** Begin Source records **

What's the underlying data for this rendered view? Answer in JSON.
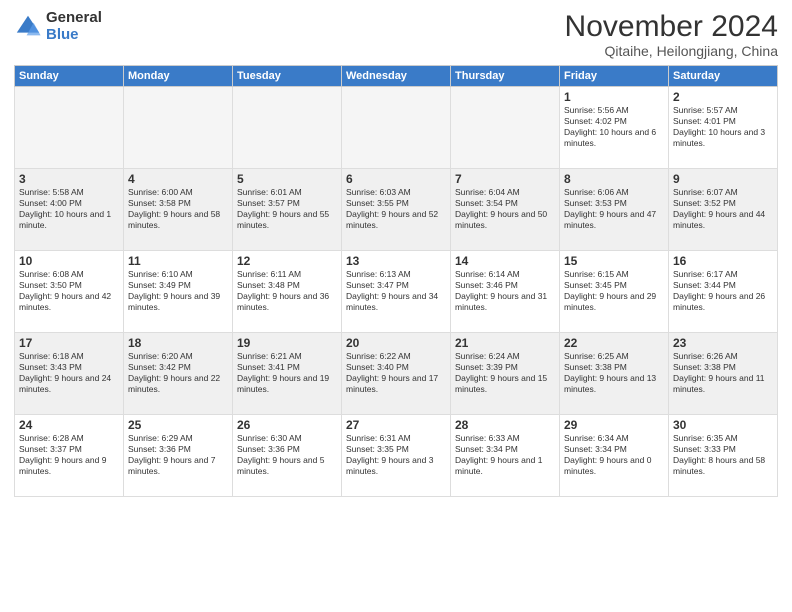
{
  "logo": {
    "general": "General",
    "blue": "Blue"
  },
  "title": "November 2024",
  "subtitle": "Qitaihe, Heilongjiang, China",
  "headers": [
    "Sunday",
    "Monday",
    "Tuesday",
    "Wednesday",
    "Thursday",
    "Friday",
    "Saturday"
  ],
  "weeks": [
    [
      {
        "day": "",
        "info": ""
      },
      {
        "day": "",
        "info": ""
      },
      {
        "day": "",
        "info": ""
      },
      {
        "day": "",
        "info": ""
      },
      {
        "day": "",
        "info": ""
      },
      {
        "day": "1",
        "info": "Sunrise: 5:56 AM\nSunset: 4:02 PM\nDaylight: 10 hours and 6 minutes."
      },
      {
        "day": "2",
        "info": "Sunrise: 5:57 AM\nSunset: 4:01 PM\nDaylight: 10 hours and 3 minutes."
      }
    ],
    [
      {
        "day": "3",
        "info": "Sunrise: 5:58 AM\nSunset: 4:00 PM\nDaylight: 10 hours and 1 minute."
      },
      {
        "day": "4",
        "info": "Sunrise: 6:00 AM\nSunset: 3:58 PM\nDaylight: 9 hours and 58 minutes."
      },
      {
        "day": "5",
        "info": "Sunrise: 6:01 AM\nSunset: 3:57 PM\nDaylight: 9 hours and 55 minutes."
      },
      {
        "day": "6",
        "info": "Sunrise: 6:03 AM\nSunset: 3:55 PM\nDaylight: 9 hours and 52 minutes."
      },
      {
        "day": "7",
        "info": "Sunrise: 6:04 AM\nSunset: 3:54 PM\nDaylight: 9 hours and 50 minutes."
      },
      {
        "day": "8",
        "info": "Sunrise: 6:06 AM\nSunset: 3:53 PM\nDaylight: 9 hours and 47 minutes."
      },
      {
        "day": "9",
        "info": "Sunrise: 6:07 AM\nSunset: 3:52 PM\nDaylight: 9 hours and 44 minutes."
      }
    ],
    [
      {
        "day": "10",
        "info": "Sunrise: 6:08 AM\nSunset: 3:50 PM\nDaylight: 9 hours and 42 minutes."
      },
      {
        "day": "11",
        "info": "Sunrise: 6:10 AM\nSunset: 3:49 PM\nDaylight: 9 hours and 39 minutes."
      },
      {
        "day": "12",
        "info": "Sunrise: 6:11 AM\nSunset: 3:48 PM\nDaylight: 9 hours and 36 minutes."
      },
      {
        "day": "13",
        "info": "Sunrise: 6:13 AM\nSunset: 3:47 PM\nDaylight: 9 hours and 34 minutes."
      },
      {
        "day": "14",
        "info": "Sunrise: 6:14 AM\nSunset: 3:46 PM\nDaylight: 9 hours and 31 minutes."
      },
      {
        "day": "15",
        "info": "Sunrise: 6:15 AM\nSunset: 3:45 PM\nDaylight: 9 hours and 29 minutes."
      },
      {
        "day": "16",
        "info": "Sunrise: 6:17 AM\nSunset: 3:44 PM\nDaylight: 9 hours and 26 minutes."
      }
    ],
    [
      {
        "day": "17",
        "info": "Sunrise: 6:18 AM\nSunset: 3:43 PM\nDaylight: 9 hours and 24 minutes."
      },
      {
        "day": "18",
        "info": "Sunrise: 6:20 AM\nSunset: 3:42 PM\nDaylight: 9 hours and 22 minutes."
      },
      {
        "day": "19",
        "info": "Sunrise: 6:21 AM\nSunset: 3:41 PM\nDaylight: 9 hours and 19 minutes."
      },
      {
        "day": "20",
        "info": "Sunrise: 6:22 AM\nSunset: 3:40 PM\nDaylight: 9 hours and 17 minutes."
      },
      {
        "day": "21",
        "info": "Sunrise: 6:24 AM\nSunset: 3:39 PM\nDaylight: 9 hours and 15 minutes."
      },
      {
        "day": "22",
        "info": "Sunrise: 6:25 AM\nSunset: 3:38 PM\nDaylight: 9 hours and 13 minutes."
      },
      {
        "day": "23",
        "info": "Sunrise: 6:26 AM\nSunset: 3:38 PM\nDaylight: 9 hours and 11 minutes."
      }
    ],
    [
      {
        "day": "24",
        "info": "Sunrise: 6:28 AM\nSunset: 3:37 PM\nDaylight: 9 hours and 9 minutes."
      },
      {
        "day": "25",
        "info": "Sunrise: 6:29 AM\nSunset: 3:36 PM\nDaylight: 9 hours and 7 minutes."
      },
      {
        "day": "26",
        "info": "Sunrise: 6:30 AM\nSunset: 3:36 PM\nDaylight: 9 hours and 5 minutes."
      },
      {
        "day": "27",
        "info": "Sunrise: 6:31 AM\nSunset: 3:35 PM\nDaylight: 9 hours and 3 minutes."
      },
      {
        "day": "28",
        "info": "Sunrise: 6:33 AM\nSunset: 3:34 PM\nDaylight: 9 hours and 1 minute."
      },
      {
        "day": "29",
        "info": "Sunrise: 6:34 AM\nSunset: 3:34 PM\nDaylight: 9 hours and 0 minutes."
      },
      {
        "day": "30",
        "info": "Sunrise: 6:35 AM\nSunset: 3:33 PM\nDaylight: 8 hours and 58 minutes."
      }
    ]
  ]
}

** End Source records **

*Short task*
All of the material above is to be copied exactly, except for its images.

*Answer for this exercise*
What's the underlying data for this rendered view? Answer in JSON.
{
  "logo": {
    "general": "General",
    "blue": "Blue"
  },
  "title": "November 2024",
  "subtitle": "Qitaihe, Heilongjiang, China",
  "headers": [
    "Sunday",
    "Monday",
    "Tuesday",
    "Wednesday",
    "Thursday",
    "Friday",
    "Saturday"
  ],
  "weeks": [
    [
      {
        "day": "",
        "info": ""
      },
      {
        "day": "",
        "info": ""
      },
      {
        "day": "",
        "info": ""
      },
      {
        "day": "",
        "info": ""
      },
      {
        "day": "",
        "info": ""
      },
      {
        "day": "1",
        "info": "Sunrise: 5:56 AM\nSunset: 4:02 PM\nDaylight: 10 hours and 6 minutes."
      },
      {
        "day": "2",
        "info": "Sunrise: 5:57 AM\nSunset: 4:01 PM\nDaylight: 10 hours and 3 minutes."
      }
    ],
    [
      {
        "day": "3",
        "info": "Sunrise: 5:58 AM\nSunset: 4:00 PM\nDaylight: 10 hours and 1 minute."
      },
      {
        "day": "4",
        "info": "Sunrise: 6:00 AM\nSunset: 3:58 PM\nDaylight: 9 hours and 58 minutes."
      },
      {
        "day": "5",
        "info": "Sunrise: 6:01 AM\nSunset: 3:57 PM\nDaylight: 9 hours and 55 minutes."
      },
      {
        "day": "6",
        "info": "Sunrise: 6:03 AM\nSunset: 3:55 PM\nDaylight: 9 hours and 52 minutes."
      },
      {
        "day": "7",
        "info": "Sunrise: 6:04 AM\nSunset: 3:54 PM\nDaylight: 9 hours and 50 minutes."
      },
      {
        "day": "8",
        "info": "Sunrise: 6:06 AM\nSunset: 3:53 PM\nDaylight: 9 hours and 47 minutes."
      },
      {
        "day": "9",
        "info": "Sunrise: 6:07 AM\nSunset: 3:52 PM\nDaylight: 9 hours and 44 minutes."
      }
    ],
    [
      {
        "day": "10",
        "info": "Sunrise: 6:08 AM\nSunset: 3:50 PM\nDaylight: 9 hours and 42 minutes."
      },
      {
        "day": "11",
        "info": "Sunrise: 6:10 AM\nSunset: 3:49 PM\nDaylight: 9 hours and 39 minutes."
      },
      {
        "day": "12",
        "info": "Sunrise: 6:11 AM\nSunset: 3:48 PM\nDaylight: 9 hours and 36 minutes."
      },
      {
        "day": "13",
        "info": "Sunrise: 6:13 AM\nSunset: 3:47 PM\nDaylight: 9 hours and 34 minutes."
      },
      {
        "day": "14",
        "info": "Sunrise: 6:14 AM\nSunset: 3:46 PM\nDaylight: 9 hours and 31 minutes."
      },
      {
        "day": "15",
        "info": "Sunrise: 6:15 AM\nSunset: 3:45 PM\nDaylight: 9 hours and 29 minutes."
      },
      {
        "day": "16",
        "info": "Sunrise: 6:17 AM\nSunset: 3:44 PM\nDaylight: 9 hours and 26 minutes."
      }
    ],
    [
      {
        "day": "17",
        "info": "Sunrise: 6:18 AM\nSunset: 3:43 PM\nDaylight: 9 hours and 24 minutes."
      },
      {
        "day": "18",
        "info": "Sunrise: 6:20 AM\nSunset: 3:42 PM\nDaylight: 9 hours and 22 minutes."
      },
      {
        "day": "19",
        "info": "Sunrise: 6:21 AM\nSunset: 3:41 PM\nDaylight: 9 hours and 19 minutes."
      },
      {
        "day": "20",
        "info": "Sunrise: 6:22 AM\nSunset: 3:40 PM\nDaylight: 9 hours and 17 minutes."
      },
      {
        "day": "21",
        "info": "Sunrise: 6:24 AM\nSunset: 3:39 PM\nDaylight: 9 hours and 15 minutes."
      },
      {
        "day": "22",
        "info": "Sunrise: 6:25 AM\nSunset: 3:38 PM\nDaylight: 9 hours and 13 minutes."
      },
      {
        "day": "23",
        "info": "Sunrise: 6:26 AM\nSunset: 3:38 PM\nDaylight: 9 hours and 11 minutes."
      }
    ],
    [
      {
        "day": "24",
        "info": "Sunrise: 6:28 AM\nSunset: 3:37 PM\nDaylight: 9 hours and 9 minutes."
      },
      {
        "day": "25",
        "info": "Sunrise: 6:29 AM\nSunset: 3:36 PM\nDaylight: 9 hours and 7 minutes."
      },
      {
        "day": "26",
        "info": "Sunrise: 6:30 AM\nSunset: 3:36 PM\nDaylight: 9 hours and 5 minutes."
      },
      {
        "day": "27",
        "info": "Sunrise: 6:31 AM\nSunset: 3:35 PM\nDaylight: 9 hours and 3 minutes."
      },
      {
        "day": "28",
        "info": "Sunrise: 6:33 AM\nSunset: 3:34 PM\nDaylight: 9 hours and 1 minute."
      },
      {
        "day": "29",
        "info": "Sunrise: 6:34 AM\nSunset: 3:34 PM\nDaylight: 9 hours and 0 minutes."
      },
      {
        "day": "30",
        "info": "Sunrise: 6:35 AM\nSunset: 3:33 PM\nDaylight: 8 hours and 58 minutes."
      }
    ]
  ]
}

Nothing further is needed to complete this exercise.